• [Data provided]:
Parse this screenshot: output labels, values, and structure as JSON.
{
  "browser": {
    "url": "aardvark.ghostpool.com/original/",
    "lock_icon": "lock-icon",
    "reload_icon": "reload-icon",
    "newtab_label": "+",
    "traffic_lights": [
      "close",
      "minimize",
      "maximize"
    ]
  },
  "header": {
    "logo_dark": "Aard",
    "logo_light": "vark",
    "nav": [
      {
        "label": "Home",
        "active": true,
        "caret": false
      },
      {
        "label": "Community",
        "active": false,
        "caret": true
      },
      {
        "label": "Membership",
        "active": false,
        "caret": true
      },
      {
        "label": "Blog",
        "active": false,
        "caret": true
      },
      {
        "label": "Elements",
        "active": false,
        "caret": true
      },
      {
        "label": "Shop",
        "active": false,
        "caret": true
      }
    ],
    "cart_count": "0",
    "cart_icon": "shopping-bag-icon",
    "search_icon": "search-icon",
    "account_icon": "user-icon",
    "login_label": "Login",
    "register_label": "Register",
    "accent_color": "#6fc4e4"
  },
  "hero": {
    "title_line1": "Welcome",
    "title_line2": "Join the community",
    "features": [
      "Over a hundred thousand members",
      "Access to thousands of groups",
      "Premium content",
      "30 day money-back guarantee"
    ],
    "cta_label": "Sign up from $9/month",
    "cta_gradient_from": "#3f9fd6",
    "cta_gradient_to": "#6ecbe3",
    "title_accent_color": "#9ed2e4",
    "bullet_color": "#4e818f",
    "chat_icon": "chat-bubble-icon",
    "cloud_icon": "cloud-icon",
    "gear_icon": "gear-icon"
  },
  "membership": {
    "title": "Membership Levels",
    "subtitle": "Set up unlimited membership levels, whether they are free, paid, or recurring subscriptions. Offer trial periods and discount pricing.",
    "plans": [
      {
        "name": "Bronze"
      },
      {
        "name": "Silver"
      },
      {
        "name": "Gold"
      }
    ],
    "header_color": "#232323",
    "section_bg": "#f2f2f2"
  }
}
---
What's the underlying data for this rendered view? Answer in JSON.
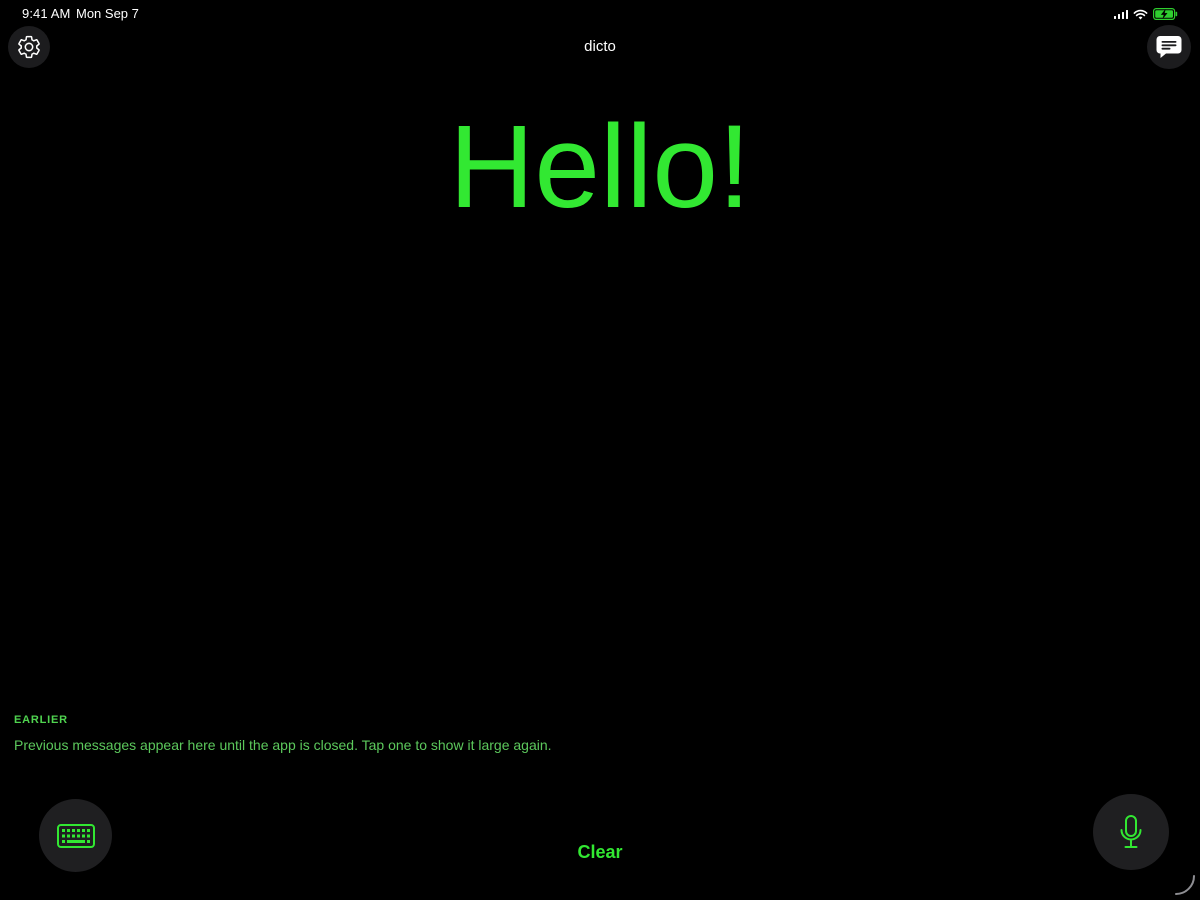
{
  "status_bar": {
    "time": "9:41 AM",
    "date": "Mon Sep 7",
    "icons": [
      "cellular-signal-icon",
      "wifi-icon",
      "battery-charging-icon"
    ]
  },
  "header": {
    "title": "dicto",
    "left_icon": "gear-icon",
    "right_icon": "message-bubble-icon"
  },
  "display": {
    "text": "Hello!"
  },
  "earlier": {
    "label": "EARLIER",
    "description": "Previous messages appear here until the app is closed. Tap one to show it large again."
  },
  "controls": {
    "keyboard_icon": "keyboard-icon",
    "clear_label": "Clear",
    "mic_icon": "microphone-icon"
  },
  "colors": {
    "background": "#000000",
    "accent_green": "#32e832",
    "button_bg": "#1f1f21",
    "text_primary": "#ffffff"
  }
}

• [Problem to solve]:
Every line in the data that holds "bubble" should be copied out.

• [Task response]:
    "chat_icon": "chat-bubble-icon",
    "right_icon": "message-bubble-icon"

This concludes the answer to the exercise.